GIVEN TASK
Print every record below exactly as written.

EXERCISE INPUT
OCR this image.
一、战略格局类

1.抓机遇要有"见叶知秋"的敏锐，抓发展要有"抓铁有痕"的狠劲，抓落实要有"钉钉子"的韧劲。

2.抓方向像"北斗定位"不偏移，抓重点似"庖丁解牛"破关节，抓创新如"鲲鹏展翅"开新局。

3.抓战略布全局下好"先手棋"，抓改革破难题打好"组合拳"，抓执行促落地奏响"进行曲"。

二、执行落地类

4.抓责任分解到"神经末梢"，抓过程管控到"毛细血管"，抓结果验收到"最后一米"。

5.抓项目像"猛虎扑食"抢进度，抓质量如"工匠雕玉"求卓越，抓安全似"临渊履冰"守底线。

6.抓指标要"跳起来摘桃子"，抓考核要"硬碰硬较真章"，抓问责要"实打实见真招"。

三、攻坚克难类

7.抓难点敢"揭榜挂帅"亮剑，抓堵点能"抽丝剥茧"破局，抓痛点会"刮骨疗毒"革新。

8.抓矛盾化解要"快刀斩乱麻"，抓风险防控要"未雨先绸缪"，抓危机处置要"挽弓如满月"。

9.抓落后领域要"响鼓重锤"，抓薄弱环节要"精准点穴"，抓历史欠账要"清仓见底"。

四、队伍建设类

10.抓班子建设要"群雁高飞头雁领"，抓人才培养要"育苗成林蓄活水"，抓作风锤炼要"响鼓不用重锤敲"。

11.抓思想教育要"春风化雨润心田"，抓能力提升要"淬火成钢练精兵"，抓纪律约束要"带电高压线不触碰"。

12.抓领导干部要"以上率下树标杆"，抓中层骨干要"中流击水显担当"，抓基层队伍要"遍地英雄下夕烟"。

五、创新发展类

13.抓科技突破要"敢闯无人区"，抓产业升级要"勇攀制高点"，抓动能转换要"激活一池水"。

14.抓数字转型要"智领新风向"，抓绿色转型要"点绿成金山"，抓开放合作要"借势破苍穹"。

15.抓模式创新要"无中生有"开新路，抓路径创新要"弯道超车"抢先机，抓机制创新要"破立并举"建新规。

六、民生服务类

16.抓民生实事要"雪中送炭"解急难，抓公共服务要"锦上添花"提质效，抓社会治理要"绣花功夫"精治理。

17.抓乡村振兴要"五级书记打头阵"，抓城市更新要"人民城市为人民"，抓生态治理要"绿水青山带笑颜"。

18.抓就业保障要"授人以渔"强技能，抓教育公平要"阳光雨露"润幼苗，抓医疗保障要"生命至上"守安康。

SOLUTION TO THE EXERCISE
OCR this image.
一、战略格局类

1.抓机遇要有"见叶知秋"的敏锐，抓发展要有"抓铁有痕"的狠劲，抓落实要有"钉钉子"的韧劲。

2.抓方向像"北斗定位"不偏移，抓重点似"庖丁解牛"破关节，抓创新如"鲲鹏展翅"开新局。

3.抓战略布全局下好"先手棋"，抓改革破难题打好"组合拳"，抓执行促落地奏响"进行曲"。

二、执行落地类

4.抓责任分解到"神经末梢"，抓过程管控到"毛细血管"，抓结果验收到"最后一米"。

5.抓项目像"猛虎扑食"抢进度，抓质量如"工匠雕玉"求卓越，抓安全似"临渊履冰"守底线。

6.抓指标要"跳起来摘桃子"，抓考核要"硬碰硬较真章"，抓问责要"实打实见真招"。

三、攻坚克难类

7.抓难点敢"揭榜挂帅"亮剑，抓堵点能"抽丝剥茧"破局，抓痛点会"刮骨疗毒"革新。

8.抓矛盾化解要"快刀斩乱麻"，抓风险防控要"未雨先绸缪"，抓危机处置要"挽弓如满月"。

9.抓落后领域要"响鼓重锤"，抓薄弱环节要"精准点穴"，抓历史欠账要"清仓见底"。

四、队伍建设类

10.抓班子建设要"群雁高飞头雁领"，抓人才培养要"育苗成林蓄活水"，抓作风锤炼要"响鼓不用重锤敲"。

11.抓思想教育要"春风化雨润心田"，抓能力提升要"淬火成钢练精兵"，抓纪律约束要"带电高压线不触碰"。

12.抓领导干部要"以上率下树标杆"，抓中层骨干要"中流击水显担当"，抓基层队伍要"遍地英雄下夕烟"。

五、创新发展类

13.抓科技突破要"敢闯无人区"，抓产业升级要"勇攀制高点"，抓动能转换要"激活一池水"。

14.抓数字转型要"智领新风向"，抓绿色转型要"点绿成金山"，抓开放合作要"借势破苍穹"。

15.抓模式创新要"无中生有"开新路，抓路径创新要"弯道超车"抢先机，抓机制创新要"破立并举"建新规。

六、民生服务类

16.抓民生实事要"雪中送炭"解急难，抓公共服务要"锦上添花"提质效，抓社会治理要"绣花功夫"精治理。

17.抓乡村振兴要"五级书记打头阵"，抓城市更新要"人民城市为人民"，抓生态治理要"绿水青山带笑颜"。

18.抓就业保障要"授人以渔"强技能，抓教育公平要"阳光雨露"润幼苗，抓医疗保障要"生命至上"守安康。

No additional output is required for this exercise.